Collection entries:

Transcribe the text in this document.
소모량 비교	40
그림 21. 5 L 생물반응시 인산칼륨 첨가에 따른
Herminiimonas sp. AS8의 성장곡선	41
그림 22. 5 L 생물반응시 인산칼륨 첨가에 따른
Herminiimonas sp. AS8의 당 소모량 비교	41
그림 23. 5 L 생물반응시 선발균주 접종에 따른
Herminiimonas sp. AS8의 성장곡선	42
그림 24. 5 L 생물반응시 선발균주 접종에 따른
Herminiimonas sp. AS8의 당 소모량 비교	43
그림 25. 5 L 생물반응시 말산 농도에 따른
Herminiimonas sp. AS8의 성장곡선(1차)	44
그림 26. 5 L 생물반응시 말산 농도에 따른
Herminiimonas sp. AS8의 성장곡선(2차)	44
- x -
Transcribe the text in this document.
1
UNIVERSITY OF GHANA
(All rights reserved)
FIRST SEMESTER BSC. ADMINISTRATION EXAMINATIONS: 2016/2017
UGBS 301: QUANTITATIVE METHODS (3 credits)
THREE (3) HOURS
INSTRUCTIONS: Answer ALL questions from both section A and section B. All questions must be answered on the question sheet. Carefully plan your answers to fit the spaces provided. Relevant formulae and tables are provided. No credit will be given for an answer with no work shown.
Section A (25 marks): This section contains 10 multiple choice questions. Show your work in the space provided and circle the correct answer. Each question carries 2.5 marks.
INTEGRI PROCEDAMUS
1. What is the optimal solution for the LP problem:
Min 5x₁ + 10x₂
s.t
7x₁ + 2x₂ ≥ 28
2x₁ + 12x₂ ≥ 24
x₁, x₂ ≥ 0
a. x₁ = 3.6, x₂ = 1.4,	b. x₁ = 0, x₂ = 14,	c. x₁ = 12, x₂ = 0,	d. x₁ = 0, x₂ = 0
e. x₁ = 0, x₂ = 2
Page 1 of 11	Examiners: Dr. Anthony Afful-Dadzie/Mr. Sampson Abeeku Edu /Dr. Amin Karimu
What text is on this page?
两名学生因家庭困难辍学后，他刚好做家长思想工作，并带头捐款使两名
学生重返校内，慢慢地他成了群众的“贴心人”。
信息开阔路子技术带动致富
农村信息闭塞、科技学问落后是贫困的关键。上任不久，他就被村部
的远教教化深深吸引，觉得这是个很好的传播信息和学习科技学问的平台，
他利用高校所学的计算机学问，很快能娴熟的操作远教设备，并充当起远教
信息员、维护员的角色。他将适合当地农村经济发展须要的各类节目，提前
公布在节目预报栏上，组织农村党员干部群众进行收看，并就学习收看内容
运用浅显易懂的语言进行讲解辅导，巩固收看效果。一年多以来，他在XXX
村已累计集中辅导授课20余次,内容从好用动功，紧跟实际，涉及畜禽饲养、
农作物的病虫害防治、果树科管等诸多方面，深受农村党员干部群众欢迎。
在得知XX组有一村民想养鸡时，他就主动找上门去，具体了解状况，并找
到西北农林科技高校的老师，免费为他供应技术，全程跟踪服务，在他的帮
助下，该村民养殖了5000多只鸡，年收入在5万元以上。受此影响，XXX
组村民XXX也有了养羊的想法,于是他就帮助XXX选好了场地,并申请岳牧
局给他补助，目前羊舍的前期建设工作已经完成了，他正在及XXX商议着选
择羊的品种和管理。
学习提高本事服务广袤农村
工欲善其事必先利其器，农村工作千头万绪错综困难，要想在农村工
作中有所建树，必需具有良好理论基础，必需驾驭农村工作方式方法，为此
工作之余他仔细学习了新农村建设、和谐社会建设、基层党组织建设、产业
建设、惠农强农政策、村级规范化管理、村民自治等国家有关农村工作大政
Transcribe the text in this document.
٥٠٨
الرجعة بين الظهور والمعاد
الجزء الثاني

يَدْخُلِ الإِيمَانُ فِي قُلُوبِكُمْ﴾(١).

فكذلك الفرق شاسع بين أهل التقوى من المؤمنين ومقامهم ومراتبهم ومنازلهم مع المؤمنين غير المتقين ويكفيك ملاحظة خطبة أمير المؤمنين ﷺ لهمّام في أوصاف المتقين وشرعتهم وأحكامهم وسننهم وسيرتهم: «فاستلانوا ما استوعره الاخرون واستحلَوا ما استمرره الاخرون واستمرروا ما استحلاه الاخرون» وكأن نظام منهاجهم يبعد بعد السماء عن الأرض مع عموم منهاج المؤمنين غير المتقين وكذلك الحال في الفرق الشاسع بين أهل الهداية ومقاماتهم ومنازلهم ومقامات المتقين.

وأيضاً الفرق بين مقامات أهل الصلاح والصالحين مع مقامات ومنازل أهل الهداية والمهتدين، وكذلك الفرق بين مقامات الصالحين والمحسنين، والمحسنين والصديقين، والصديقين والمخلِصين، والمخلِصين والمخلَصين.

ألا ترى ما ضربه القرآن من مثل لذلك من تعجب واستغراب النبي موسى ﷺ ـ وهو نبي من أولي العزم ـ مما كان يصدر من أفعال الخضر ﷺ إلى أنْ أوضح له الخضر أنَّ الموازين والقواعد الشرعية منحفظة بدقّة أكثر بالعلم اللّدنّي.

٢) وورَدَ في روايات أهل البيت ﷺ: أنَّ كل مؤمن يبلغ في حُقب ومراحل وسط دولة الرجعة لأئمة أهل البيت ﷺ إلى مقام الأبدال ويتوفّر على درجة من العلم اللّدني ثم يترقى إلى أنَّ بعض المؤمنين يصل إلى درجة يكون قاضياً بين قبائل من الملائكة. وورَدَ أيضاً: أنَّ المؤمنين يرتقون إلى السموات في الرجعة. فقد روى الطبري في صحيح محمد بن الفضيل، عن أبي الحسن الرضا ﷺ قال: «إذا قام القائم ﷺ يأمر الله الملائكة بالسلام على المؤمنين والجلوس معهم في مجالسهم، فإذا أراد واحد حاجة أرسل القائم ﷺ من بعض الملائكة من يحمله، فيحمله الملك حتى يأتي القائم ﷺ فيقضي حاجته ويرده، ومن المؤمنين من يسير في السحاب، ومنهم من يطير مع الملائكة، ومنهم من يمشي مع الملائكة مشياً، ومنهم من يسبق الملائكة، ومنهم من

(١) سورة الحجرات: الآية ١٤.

§ Task instructions: Transcribe the material exactly as it reads.

§ Full response:
Transcribe the text in this document.
소모량 비교	40
그림 21. 5 L 생물반응시 인산칼륨 첨가에 따른
Herminiimonas sp. AS8의 성장곡선	41
그림 22. 5 L 생물반응시 인산칼륨 첨가에 따른
Herminiimonas sp. AS8의 당 소모량 비교	41
그림 23. 5 L 생물반응시 선발균주 접종에 따른
Herminiimonas sp. AS8의 성장곡선	42
그림 24. 5 L 생물반응시 선발균주 접종에 따른
Herminiimonas sp. AS8의 당 소모량 비교	43
그림 25. 5 L 생물반응시 말산 농도에 따른
Herminiimonas sp. AS8의 성장곡선(1차)	44
그림 26. 5 L 생물반응시 말산 농도에 따른
Herminiimonas sp. AS8의 성장곡선(2차)	44
- x -
Transcribe the text in this document.
1
UNIVERSITY OF GHANA
(All rights reserved)
FIRST SEMESTER BSC. ADMINISTRATION EXAMINATIONS: 2016/2017
UGBS 301: QUANTITATIVE METHODS (3 credits)
THREE (3) HOURS
INSTRUCTIONS: Answer ALL questions from both section A and section B. All questions must be answered on the question sheet. Carefully plan your answers to fit the spaces provided. Relevant formulae and tables are provided. No credit will be given for an answer with no work shown.
Section A (25 marks): This section contains 10 multiple choice questions. Show your work in the space provided and circle the correct answer. Each question carries 2.5 marks.
INTEGRI PROCEDAMUS
1. What is the optimal solution for the LP problem:
Min 5x₁ + 10x₂
s.t
7x₁ + 2x₂ ≥ 28
2x₁ + 12x₂ ≥ 24
x₁, x₂ ≥ 0
a. x₁ = 3.6, x₂ = 1.4,	b. x₁ = 0, x₂ = 14,	c. x₁ = 12, x₂ = 0,	d. x₁ = 0, x₂ = 0
e. x₁ = 0, x₂ = 2
Page 1 of 11	Examiners: Dr. Anthony Afful-Dadzie/Mr. Sampson Abeeku Edu /Dr. Amin Karimu
What text is on this page?
两名学生因家庭困难辍学后，他刚好做家长思想工作，并带头捐款使两名
学生重返校内，慢慢地他成了群众的“贴心人”。
信息开阔路子技术带动致富
农村信息闭塞、科技学问落后是贫困的关键。上任不久，他就被村部
的远教教化深深吸引，觉得这是个很好的传播信息和学习科技学问的平台，
他利用高校所学的计算机学问，很快能娴熟的操作远教设备，并充当起远教
信息员、维护员的角色。他将适合当地农村经济发展须要的各类节目，提前
公布在节目预报栏上，组织农村党员干部群众进行收看，并就学习收看内容
运用浅显易懂的语言进行讲解辅导，巩固收看效果。一年多以来，他在XXX
村已累计集中辅导授课20余次,内容从好用动功，紧跟实际，涉及畜禽饲养、
农作物的病虫害防治、果树科管等诸多方面，深受农村党员干部群众欢迎。
在得知XX组有一村民想养鸡时，他就主动找上门去，具体了解状况，并找
到西北农林科技高校的老师，免费为他供应技术，全程跟踪服务，在他的帮
助下，该村民养殖了5000多只鸡，年收入在5万元以上。受此影响，XXX
组村民XXX也有了养羊的想法,于是他就帮助XXX选好了场地,并申请岳牧
局给他补助，目前羊舍的前期建设工作已经完成了，他正在及XXX商议着选
择羊的品种和管理。
学习提高本事服务广袤农村
工欲善其事必先利其器，农村工作千头万绪错综困难，要想在农村工
作中有所建树，必需具有良好理论基础，必需驾驭农村工作方式方法，为此
工作之余他仔细学习了新农村建设、和谐社会建设、基层党组织建设、产业
建设、惠农强农政策、村级规范化管理、村民自治等国家有关农村工作大政
Transcribe the text in this document.
٥٠٨
الرجعة بين الظهور والمعاد
الجزء الثاني

يَدْخُلِ الإِيمَانُ فِي قُلُوبِكُمْ﴾(١).

فكذلك الفرق شاسع بين أهل التقوى من المؤمنين ومقامهم ومراتبهم ومنازلهم مع المؤمنين غير المتقين ويكفيك ملاحظة خطبة أمير المؤمنين ﷺ لهمّام في أوصاف المتقين وشرعتهم وأحكامهم وسننهم وسيرتهم: «فاستلانوا ما استوعره الاخرون واستحلَوا ما استمرره الاخرون واستمرروا ما استحلاه الاخرون» وكأن نظام منهاجهم يبعد بعد السماء عن الأرض مع عموم منهاج المؤمنين غير المتقين وكذلك الحال في الفرق الشاسع بين أهل الهداية ومقاماتهم ومنازلهم ومقامات المتقين.

وأيضاً الفرق بين مقامات أهل الصلاح والصالحين مع مقامات ومنازل أهل الهداية والمهتدين، وكذلك الفرق بين مقامات الصالحين والمحسنين، والمحسنين والصديقين، والصديقين والمخلِصين، والمخلِصين والمخلَصين.

ألا ترى ما ضربه القرآن من مثل لذلك من تعجب واستغراب النبي موسى ﷺ ـ وهو نبي من أولي العزم ـ مما كان يصدر من أفعال الخضر ﷺ إلى أنْ أوضح له الخضر أنَّ الموازين والقواعد الشرعية منحفظة بدقّة أكثر بالعلم اللّدنّي.

٢) وورَدَ في روايات أهل البيت ﷺ: أنَّ كل مؤمن يبلغ في حُقب ومراحل وسط دولة الرجعة لأئمة أهل البيت ﷺ إلى مقام الأبدال ويتوفّر على درجة من العلم اللّدني ثم يترقى إلى أنَّ بعض المؤمنين يصل إلى درجة يكون قاضياً بين قبائل من الملائكة. وورَدَ أيضاً: أنَّ المؤمنين يرتقون إلى السموات في الرجعة. فقد روى الطبري في صحيح محمد بن الفضيل، عن أبي الحسن الرضا ﷺ قال: «إذا قام القائم ﷺ يأمر الله الملائكة بالسلام على المؤمنين والجلوس معهم في مجالسهم، فإذا أراد واحد حاجة أرسل القائم ﷺ من بعض الملائكة من يحمله، فيحمله الملك حتى يأتي القائم ﷺ فيقضي حاجته ويرده، ومن المؤمنين من يسير في السحاب، ومنهم من يطير مع الملائكة، ومنهم من يمشي مع الملائكة مشياً، ومنهم من يسبق الملائكة، ومنهم من

(١) سورة الحجرات: الآية ١٤.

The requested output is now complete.